• [Work required]
Your task is to copy every line of the entries that contains "połączeń".

• [Stored records]
-- -- --

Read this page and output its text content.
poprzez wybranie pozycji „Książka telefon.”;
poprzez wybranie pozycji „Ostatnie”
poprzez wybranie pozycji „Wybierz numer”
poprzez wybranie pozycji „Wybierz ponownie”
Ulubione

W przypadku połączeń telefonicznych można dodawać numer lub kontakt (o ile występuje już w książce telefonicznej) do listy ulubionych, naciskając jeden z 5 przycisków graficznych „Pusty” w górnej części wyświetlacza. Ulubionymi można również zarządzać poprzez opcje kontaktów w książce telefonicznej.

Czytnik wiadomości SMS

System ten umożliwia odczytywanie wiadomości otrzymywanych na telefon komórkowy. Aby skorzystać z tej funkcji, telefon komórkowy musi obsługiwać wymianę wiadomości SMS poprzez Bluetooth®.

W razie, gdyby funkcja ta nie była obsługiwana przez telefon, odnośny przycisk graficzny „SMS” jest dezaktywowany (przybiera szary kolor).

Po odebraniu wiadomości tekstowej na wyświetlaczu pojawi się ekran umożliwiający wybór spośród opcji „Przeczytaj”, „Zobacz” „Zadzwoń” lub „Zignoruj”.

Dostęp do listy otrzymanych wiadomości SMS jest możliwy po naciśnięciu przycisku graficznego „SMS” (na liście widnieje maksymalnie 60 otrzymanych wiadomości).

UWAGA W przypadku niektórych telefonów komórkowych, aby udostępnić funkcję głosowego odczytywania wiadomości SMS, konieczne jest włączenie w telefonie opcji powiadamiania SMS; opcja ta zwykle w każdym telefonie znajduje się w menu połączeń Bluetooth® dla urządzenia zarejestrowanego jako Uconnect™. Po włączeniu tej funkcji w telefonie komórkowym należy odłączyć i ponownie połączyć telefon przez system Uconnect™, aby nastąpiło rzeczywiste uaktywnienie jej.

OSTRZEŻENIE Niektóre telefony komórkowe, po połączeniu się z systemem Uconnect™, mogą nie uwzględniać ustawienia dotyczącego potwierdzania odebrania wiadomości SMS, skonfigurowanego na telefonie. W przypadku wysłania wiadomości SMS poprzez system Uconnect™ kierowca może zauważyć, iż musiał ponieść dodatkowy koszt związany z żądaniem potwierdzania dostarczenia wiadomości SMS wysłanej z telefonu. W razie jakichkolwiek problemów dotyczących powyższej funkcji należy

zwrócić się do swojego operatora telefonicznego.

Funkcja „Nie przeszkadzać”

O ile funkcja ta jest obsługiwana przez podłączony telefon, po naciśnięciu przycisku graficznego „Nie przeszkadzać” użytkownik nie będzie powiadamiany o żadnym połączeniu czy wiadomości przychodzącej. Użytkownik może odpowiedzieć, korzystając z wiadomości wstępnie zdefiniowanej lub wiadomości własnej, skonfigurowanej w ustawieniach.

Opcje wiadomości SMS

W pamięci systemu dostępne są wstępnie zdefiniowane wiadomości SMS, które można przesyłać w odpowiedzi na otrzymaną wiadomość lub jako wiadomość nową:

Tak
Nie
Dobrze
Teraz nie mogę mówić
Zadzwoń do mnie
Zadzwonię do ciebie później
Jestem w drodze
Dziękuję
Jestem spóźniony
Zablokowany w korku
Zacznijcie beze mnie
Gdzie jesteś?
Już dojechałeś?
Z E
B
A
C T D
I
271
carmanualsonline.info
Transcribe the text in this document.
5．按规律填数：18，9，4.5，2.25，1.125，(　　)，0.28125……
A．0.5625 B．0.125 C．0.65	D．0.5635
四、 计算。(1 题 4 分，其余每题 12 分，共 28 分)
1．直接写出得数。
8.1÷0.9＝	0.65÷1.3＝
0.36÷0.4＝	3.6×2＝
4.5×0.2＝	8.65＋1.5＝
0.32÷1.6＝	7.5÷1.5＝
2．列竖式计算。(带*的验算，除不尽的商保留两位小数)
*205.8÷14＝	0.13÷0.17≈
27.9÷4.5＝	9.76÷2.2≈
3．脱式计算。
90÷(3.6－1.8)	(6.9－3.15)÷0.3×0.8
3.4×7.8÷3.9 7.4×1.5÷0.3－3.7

-- -- --

• [Response]
W przypadku połączeń telefonicznych można dodawać numer lub kontakt (o ile występuje już w książce telefonicznej) do listy ulubionych, naciskając jeden z 5 przycisków graficznych „Pusty” w górnej części wyświetlacza. Ulubionymi można również zarządzać poprzez opcje kontaktów w książce telefonicznej.
UWAGA W przypadku niektórych telefonów komórkowych, aby udostępnić funkcję głosowego odczytywania wiadomości SMS, konieczne jest włączenie w telefonie opcji powiadamiania SMS; opcja ta zwykle w każdym telefonie znajduje się w menu połączeń Bluetooth® dla urządzenia zarejestrowanego jako Uconnect™. Po włączeniu tej funkcji w telefonie komórkowym należy odłączyć i ponownie połączyć telefon przez system Uconnect™, aby nastąpiło rzeczywiste uaktywnienie jej.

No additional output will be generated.